State the number of lines that contain the word "nconcentration", and add nothing else.

-------------------------

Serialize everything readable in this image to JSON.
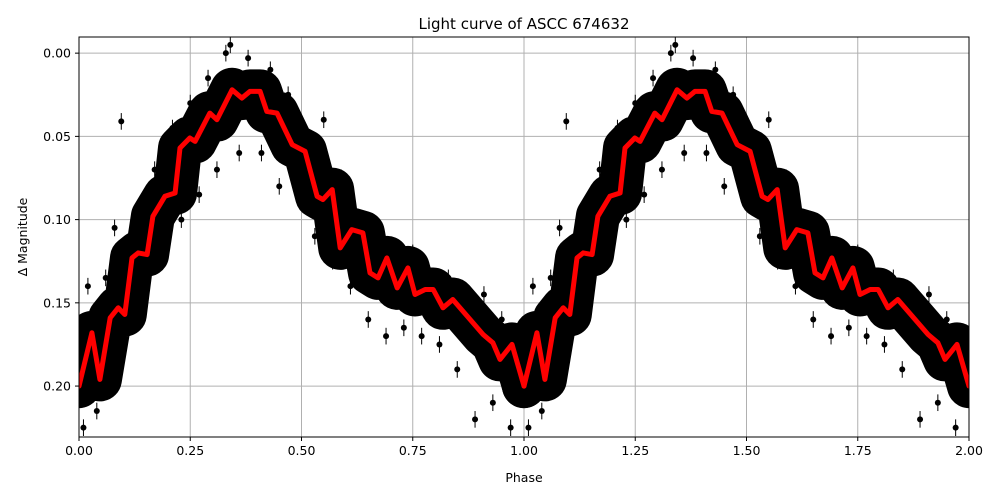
{
  "chart_data": {
    "type": "scatter",
    "title": "Light curve of ASCC 674632",
    "xlabel": "Phase",
    "ylabel": "Δ Magnitude",
    "xlim": [
      0,
      2
    ],
    "ylim": [
      -0.0097,
      0.2306
    ],
    "y_inverted": true,
    "grid": true,
    "x_ticks": [
      "0.00",
      "0.25",
      "0.50",
      "0.75",
      "1.00",
      "1.25",
      "1.50",
      "1.75",
      "2.00"
    ],
    "y_ticks": [
      "0.00",
      "0.05",
      "0.10",
      "0.15",
      "0.20"
    ],
    "period_repeats": 2,
    "colors": {
      "data": "#000000",
      "model": "#ff0000",
      "grid": "#b0b0b0"
    },
    "series": [
      {
        "kind": "errorbar-scatter",
        "phase": [
          0.01,
          0.02,
          0.04,
          0.06,
          0.08,
          0.095,
          0.1,
          0.13,
          0.15,
          0.17,
          0.19,
          0.21,
          0.23,
          0.25,
          0.27,
          0.29,
          0.31,
          0.33,
          0.34,
          0.36,
          0.38,
          0.41,
          0.43,
          0.45,
          0.47,
          0.49,
          0.51,
          0.53,
          0.55,
          0.57,
          0.59,
          0.61,
          0.63,
          0.65,
          0.67,
          0.69,
          0.71,
          0.73,
          0.75,
          0.77,
          0.79,
          0.81,
          0.83,
          0.85,
          0.87,
          0.89,
          0.91,
          0.93,
          0.95,
          0.97,
          0.99
        ],
        "mag": [
          0.225,
          0.14,
          0.215,
          0.135,
          0.105,
          0.041,
          0.18,
          0.095,
          0.145,
          0.07,
          0.115,
          0.045,
          0.1,
          0.03,
          0.085,
          0.015,
          0.07,
          0.0,
          -0.005,
          0.06,
          0.003,
          0.06,
          0.01,
          0.08,
          0.025,
          0.075,
          0.055,
          0.11,
          0.04,
          0.125,
          0.075,
          0.14,
          0.1,
          0.16,
          0.115,
          0.17,
          0.13,
          0.165,
          0.12,
          0.17,
          0.135,
          0.175,
          0.135,
          0.19,
          0.145,
          0.22,
          0.145,
          0.21,
          0.16,
          0.225,
          0.17
        ],
        "err": 0.005
      },
      {
        "kind": "model-line",
        "phase": [
          0.0,
          0.029,
          0.047,
          0.07,
          0.088,
          0.103,
          0.119,
          0.133,
          0.153,
          0.166,
          0.193,
          0.216,
          0.227,
          0.249,
          0.261,
          0.294,
          0.31,
          0.344,
          0.366,
          0.384,
          0.407,
          0.422,
          0.445,
          0.479,
          0.508,
          0.535,
          0.548,
          0.569,
          0.587,
          0.613,
          0.638,
          0.654,
          0.672,
          0.692,
          0.715,
          0.739,
          0.755,
          0.778,
          0.796,
          0.818,
          0.84,
          0.908,
          0.93,
          0.946,
          0.973,
          1.0
        ],
        "mag": [
          0.2,
          0.168,
          0.196,
          0.159,
          0.153,
          0.157,
          0.123,
          0.12,
          0.121,
          0.098,
          0.086,
          0.084,
          0.057,
          0.051,
          0.053,
          0.036,
          0.04,
          0.022,
          0.027,
          0.023,
          0.023,
          0.035,
          0.036,
          0.055,
          0.059,
          0.086,
          0.088,
          0.082,
          0.117,
          0.106,
          0.108,
          0.132,
          0.135,
          0.123,
          0.141,
          0.129,
          0.145,
          0.142,
          0.142,
          0.153,
          0.148,
          0.169,
          0.174,
          0.184,
          0.175,
          0.2
        ]
      }
    ]
  }
}
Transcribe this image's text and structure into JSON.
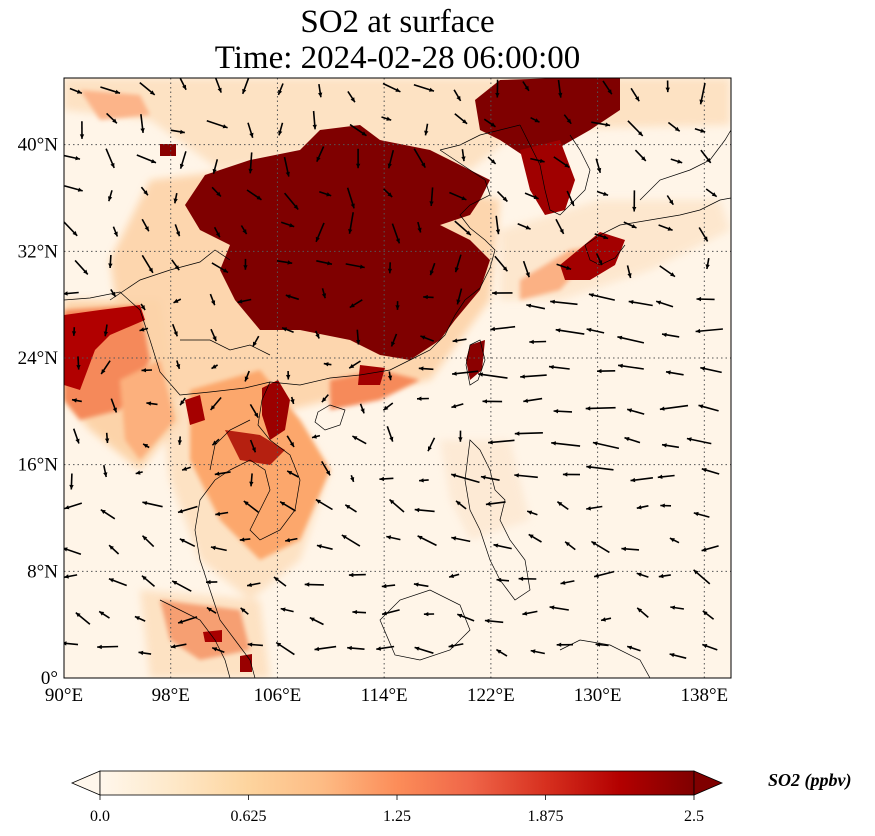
{
  "title": "SO2 at surface",
  "subtitle": "Time: 2024-02-28 06:00:00",
  "map": {
    "lon_range": [
      90,
      140
    ],
    "lat_range": [
      0,
      45
    ],
    "lon_ticks": [
      {
        "value": 90,
        "label": "90°E"
      },
      {
        "value": 98,
        "label": "98°E"
      },
      {
        "value": 106,
        "label": "106°E"
      },
      {
        "value": 114,
        "label": "114°E"
      },
      {
        "value": 122,
        "label": "122°E"
      },
      {
        "value": 130,
        "label": "130°E"
      },
      {
        "value": 138,
        "label": "138°E"
      }
    ],
    "lat_ticks": [
      {
        "value": 0,
        "label": "0°"
      },
      {
        "value": 8,
        "label": "8°N"
      },
      {
        "value": 16,
        "label": "16°N"
      },
      {
        "value": 24,
        "label": "24°N"
      },
      {
        "value": 32,
        "label": "32°N"
      },
      {
        "value": 40,
        "label": "40°N"
      }
    ],
    "gridlines": true,
    "gridline_style": "dotted",
    "colormap": "OrRd",
    "background_color": "#fff5e8",
    "high_color": "#7f0000"
  },
  "colorbar": {
    "label": "SO2 (ppbv)",
    "min": 0.0,
    "max": 2.5,
    "extend": "both",
    "ticks": [
      "0.0",
      "0.625",
      "1.25",
      "1.875",
      "2.5"
    ],
    "colors": [
      "#fff7ec",
      "#fee8c8",
      "#fdd49e",
      "#fdbb84",
      "#fc8d59",
      "#ef6548",
      "#d7301f",
      "#b30000",
      "#7f0000"
    ]
  }
}
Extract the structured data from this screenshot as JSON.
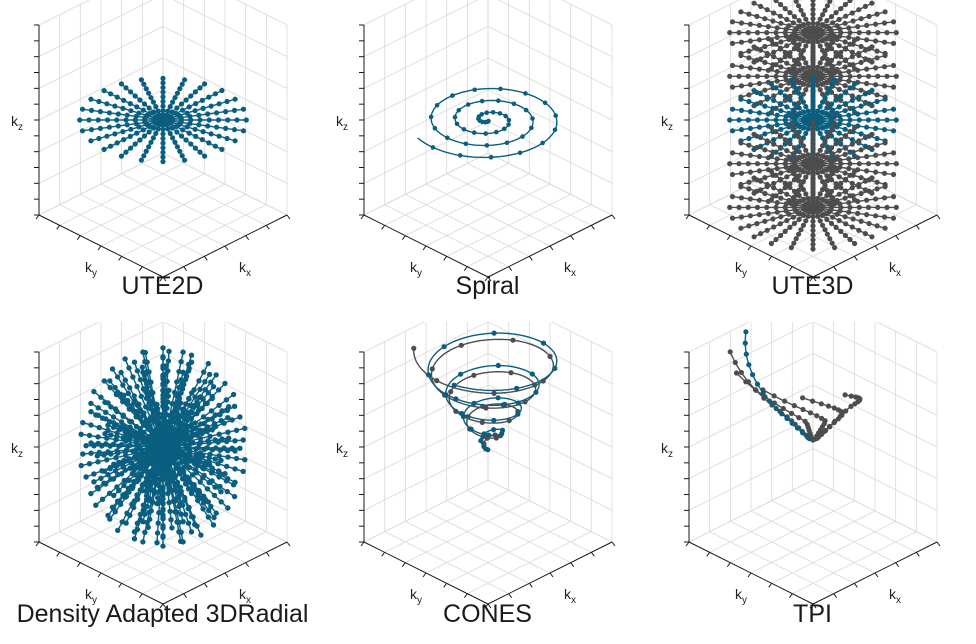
{
  "panels": [
    {
      "id": "ute2d",
      "title": "UTE2D",
      "axes": {
        "x": "k",
        "x_sub": "x",
        "y": "k",
        "y_sub": "y",
        "z": "k",
        "z_sub": "z"
      },
      "trajectory": "2D radial spokes",
      "colors": {
        "primary": "#0a5f80"
      }
    },
    {
      "id": "spiral",
      "title": "Spiral",
      "axes": {
        "x": "k",
        "x_sub": "x",
        "y": "k",
        "y_sub": "y",
        "z": "k",
        "z_sub": "z"
      },
      "trajectory": "2D spiral",
      "colors": {
        "primary": "#0a5f80"
      }
    },
    {
      "id": "ute3d",
      "title": "UTE3D",
      "axes": {
        "x": "k",
        "x_sub": "x",
        "y": "k",
        "y_sub": "y",
        "z": "k",
        "z_sub": "z"
      },
      "trajectory": "stacked radial",
      "colors": {
        "primary": "#0a5f80",
        "secondary": "#4d4d4d"
      }
    },
    {
      "id": "da3dr",
      "title": "Density Adapted 3DRadial",
      "axes": {
        "x": "k",
        "x_sub": "x",
        "y": "k",
        "y_sub": "y",
        "z": "k",
        "z_sub": "z"
      },
      "trajectory": "3D radial",
      "colors": {
        "primary": "#0a5f80"
      }
    },
    {
      "id": "cones",
      "title": "CONES",
      "axes": {
        "x": "k",
        "x_sub": "x",
        "y": "k",
        "y_sub": "y",
        "z": "k",
        "z_sub": "z"
      },
      "trajectory": "cones",
      "colors": {
        "primary": "#0a5f80",
        "secondary": "#4d4d4d"
      }
    },
    {
      "id": "tpi",
      "title": "TPI",
      "axes": {
        "x": "k",
        "x_sub": "x",
        "y": "k",
        "y_sub": "y",
        "z": "k",
        "z_sub": "z"
      },
      "trajectory": "twisted projection",
      "colors": {
        "primary": "#0a5f80",
        "secondary": "#4d4d4d"
      }
    }
  ]
}
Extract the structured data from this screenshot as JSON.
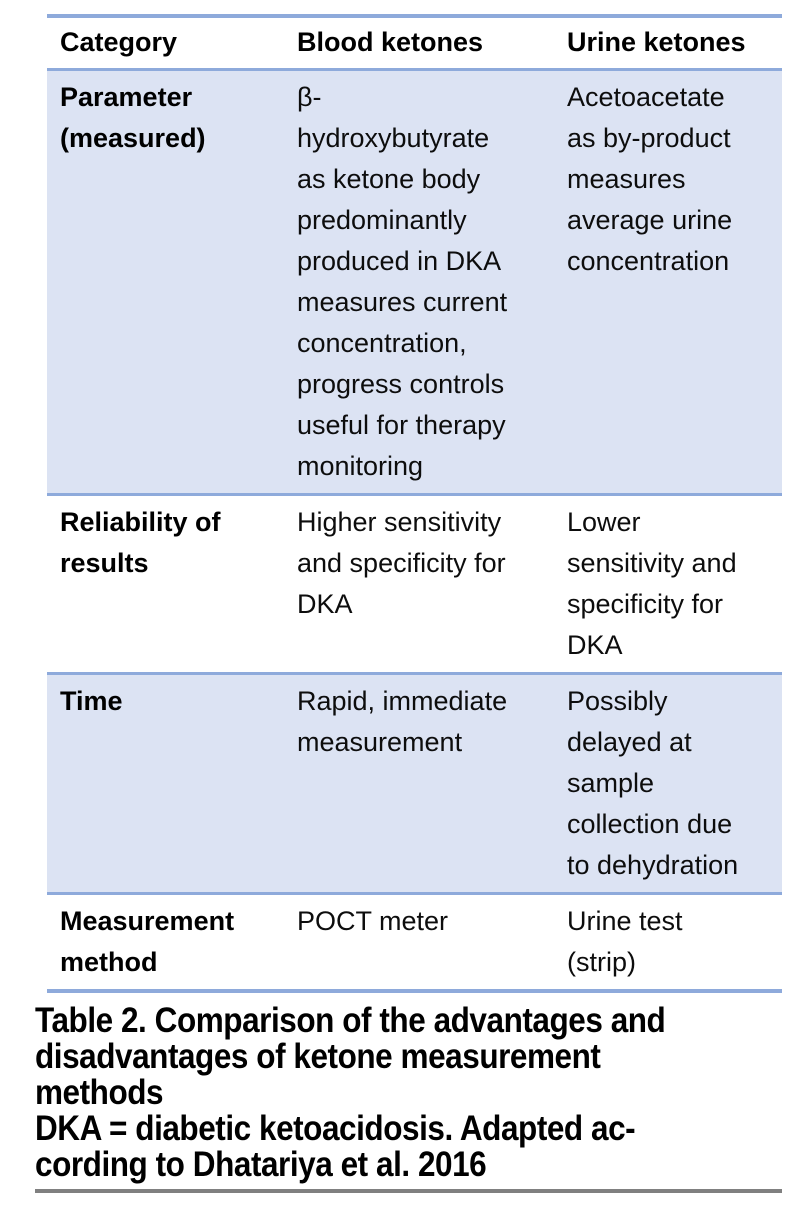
{
  "table": {
    "header": [
      "Category",
      "Blood ketones",
      "Urine ketones"
    ],
    "rows": [
      {
        "category": "Parameter (measured)",
        "blood": "β-\nhydroxybutyrate\nas ketone body\npredominantly\nproduced in DKA\nmeasures current\nconcentration,\nprogress controls\nuseful for therapy\nmonitoring",
        "urine": "Acetoacetate\nas by-product\nmeasures\naverage urine\nconcentration"
      },
      {
        "category": "Reliability of results",
        "blood": "Higher sensitivity\nand specificity for\nDKA",
        "urine": "Lower\nsensitivity and\nspecificity for\nDKA"
      },
      {
        "category": "Time",
        "blood": "Rapid, immediate\nmeasurement",
        "urine": "Possibly\ndelayed at\nsample\ncollection due\nto dehydration"
      },
      {
        "category": "Measurement method",
        "blood": "POCT meter",
        "urine": "Urine test\n(strip)"
      }
    ]
  },
  "caption": {
    "lines": [
      "Table 2. Comparison of the advantages and",
      "disadvantages of ketone measurement",
      "methods",
      "DKA = diabetic ketoacidosis. Adapted ac-",
      "cording to Dhatariya et al. 2016"
    ]
  },
  "colors": {
    "rule_blue": "#8EAADB",
    "row_shade": "#DCE3F3",
    "bottom_rule_gray": "#808080",
    "text": "#000000"
  }
}
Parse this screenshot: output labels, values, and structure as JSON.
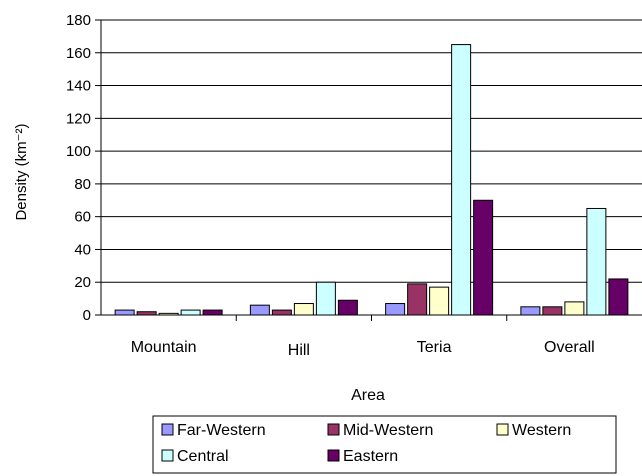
{
  "chart_data": {
    "type": "bar",
    "title": "",
    "xlabel": "Area",
    "ylabel": "Density (km⁻²)",
    "ylim": [
      0,
      180
    ],
    "ytick_step": 20,
    "grid": "horizontal",
    "legend_position": "bottom",
    "categories": [
      "Mountain",
      "Hill",
      "Teria",
      "Overall"
    ],
    "series": [
      {
        "name": "Far-Western",
        "color": "#9999ff",
        "values": [
          3,
          6,
          7,
          5
        ]
      },
      {
        "name": "Mid-Western",
        "color": "#993366",
        "values": [
          2,
          3,
          19,
          5
        ]
      },
      {
        "name": "Western",
        "color": "#ffffcc",
        "values": [
          1,
          7,
          17,
          8
        ]
      },
      {
        "name": "Central",
        "color": "#ccffff",
        "values": [
          3,
          20,
          165,
          65
        ]
      },
      {
        "name": "Eastern",
        "color": "#660066",
        "values": [
          3,
          9,
          70,
          22
        ]
      }
    ]
  }
}
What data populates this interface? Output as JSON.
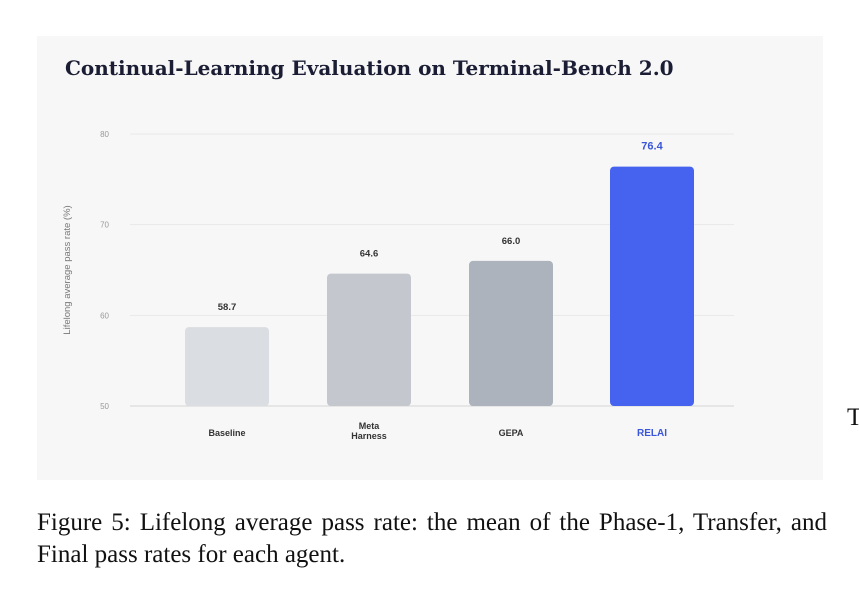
{
  "caption": "Figure 5: Lifelong average pass rate: the mean of the Phase-1, Transfer, and Final pass rates for each agent.",
  "side_fragment": "T",
  "colors": {
    "panel_background": "#f7f7f7",
    "baseline": "#dadde1",
    "meta_harness": "#c4c7cd",
    "gepa": "#adb3bc",
    "relai": "#4563ef",
    "relai_label": "#3a56d9",
    "value_label": "#333333",
    "tick_label": "#999999"
  },
  "chart_data": {
    "type": "bar",
    "title": "Continual-Learning Evaluation on Terminal-Bench 2.0",
    "xlabel": "",
    "ylabel": "Lifelong average pass rate (%)",
    "ylim": [
      50,
      80
    ],
    "yticks": [
      50,
      60,
      70,
      80
    ],
    "grid": true,
    "legend": "none",
    "categories": [
      [
        "Baseline"
      ],
      [
        "Meta",
        "Harness"
      ],
      [
        "GEPA"
      ],
      [
        "RELAI"
      ]
    ],
    "values": [
      58.7,
      64.6,
      66.0,
      76.4
    ],
    "value_labels": [
      "58.7",
      "64.6",
      "66.0",
      "76.4"
    ],
    "bar_colors": [
      "#dadde1",
      "#c4c7cd",
      "#adb3bc",
      "#4563ef"
    ],
    "highlight_index": 3
  }
}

-------------------------

**Result of this exercise**.
2